**Records from a collection**
==*==

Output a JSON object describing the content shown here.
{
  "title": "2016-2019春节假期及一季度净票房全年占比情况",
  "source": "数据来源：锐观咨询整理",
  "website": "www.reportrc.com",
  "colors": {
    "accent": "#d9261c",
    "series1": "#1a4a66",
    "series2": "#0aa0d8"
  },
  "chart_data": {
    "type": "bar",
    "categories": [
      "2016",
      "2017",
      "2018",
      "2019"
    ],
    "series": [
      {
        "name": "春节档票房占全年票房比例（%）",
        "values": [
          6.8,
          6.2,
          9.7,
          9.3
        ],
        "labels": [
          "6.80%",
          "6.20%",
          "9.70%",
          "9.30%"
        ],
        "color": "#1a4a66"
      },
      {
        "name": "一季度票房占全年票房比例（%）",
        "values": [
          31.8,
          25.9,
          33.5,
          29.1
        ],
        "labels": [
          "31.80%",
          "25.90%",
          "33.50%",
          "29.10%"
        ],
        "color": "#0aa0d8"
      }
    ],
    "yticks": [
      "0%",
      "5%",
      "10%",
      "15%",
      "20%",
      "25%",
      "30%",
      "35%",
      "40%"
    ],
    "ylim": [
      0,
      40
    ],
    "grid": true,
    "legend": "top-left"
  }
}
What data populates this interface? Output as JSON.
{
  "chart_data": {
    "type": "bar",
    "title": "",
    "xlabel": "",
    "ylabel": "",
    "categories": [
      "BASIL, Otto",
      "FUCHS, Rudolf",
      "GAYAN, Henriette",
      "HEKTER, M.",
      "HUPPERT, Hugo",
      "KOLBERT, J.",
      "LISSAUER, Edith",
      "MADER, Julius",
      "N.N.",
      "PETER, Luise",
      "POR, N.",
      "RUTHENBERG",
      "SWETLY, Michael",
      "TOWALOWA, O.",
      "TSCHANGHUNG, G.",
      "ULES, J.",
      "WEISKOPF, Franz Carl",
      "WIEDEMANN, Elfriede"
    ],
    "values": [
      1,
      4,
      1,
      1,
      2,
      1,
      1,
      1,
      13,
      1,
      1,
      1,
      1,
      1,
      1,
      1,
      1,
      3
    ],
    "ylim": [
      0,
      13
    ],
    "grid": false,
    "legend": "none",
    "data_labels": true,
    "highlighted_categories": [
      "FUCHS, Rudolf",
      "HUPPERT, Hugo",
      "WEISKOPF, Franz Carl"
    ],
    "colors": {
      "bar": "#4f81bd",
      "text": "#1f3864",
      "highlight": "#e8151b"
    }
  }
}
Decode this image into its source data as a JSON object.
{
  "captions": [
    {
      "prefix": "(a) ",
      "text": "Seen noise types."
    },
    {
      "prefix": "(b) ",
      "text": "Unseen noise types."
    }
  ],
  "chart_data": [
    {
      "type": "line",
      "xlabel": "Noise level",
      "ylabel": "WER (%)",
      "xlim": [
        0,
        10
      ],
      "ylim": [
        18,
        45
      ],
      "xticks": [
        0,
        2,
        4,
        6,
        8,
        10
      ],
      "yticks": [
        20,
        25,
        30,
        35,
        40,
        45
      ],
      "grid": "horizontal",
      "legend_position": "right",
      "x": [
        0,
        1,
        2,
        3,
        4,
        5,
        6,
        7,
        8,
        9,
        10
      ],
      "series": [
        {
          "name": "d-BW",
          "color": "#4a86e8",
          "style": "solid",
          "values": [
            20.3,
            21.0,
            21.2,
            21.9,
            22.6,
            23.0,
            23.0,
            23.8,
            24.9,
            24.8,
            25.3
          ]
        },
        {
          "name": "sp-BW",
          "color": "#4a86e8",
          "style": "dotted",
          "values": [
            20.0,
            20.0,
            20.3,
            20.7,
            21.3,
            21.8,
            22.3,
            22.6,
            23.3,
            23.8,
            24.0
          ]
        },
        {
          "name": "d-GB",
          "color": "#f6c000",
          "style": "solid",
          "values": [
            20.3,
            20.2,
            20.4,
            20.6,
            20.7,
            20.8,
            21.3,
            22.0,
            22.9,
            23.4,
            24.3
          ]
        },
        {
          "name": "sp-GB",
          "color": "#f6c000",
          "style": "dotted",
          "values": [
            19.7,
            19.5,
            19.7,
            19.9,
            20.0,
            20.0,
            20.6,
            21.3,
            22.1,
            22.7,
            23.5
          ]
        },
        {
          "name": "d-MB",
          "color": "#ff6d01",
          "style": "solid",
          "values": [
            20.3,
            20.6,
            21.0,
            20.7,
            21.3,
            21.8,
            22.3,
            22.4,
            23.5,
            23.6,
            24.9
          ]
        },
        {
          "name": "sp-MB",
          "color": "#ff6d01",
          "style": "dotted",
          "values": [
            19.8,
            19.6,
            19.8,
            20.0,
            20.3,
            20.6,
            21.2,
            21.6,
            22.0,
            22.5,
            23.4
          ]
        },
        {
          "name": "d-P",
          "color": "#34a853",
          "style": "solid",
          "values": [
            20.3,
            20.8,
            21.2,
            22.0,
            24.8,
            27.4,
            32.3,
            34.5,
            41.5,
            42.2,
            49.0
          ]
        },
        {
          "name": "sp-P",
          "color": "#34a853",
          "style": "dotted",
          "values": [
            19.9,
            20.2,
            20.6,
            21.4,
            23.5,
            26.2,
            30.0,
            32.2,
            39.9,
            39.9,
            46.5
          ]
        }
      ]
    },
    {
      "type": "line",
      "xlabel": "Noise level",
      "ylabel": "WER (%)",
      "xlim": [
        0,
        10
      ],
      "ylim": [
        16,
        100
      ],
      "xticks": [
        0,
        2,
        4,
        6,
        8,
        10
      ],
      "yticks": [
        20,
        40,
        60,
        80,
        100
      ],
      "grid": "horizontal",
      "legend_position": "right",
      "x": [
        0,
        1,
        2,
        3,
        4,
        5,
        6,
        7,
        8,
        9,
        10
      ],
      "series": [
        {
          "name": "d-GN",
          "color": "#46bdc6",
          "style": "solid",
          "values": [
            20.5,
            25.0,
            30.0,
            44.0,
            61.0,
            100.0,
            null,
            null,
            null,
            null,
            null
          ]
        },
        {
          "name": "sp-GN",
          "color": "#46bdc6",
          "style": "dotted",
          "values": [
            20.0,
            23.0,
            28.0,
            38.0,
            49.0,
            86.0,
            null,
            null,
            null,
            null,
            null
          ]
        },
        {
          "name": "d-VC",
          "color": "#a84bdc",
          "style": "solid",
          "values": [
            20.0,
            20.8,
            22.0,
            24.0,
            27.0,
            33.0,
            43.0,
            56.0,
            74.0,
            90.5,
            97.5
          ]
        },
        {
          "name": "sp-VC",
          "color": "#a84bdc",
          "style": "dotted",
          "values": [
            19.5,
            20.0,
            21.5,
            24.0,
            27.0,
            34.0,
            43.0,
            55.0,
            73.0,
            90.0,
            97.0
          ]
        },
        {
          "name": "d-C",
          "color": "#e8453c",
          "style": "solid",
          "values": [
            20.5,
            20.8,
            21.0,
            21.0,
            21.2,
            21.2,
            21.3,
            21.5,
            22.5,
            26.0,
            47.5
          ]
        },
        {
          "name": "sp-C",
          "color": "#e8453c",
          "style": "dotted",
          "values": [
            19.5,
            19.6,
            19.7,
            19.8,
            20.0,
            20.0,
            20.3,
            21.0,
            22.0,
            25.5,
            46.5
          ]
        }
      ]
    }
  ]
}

==*==

**TASK DIRECTIONS**
Locate each line with the word "JSON" and copy it.

**ANSWER TO THE TASK**
Output a JSON object describing the content shown here.
What data populates this interface? Output as JSON.
Decode this image into its source data as a JSON object.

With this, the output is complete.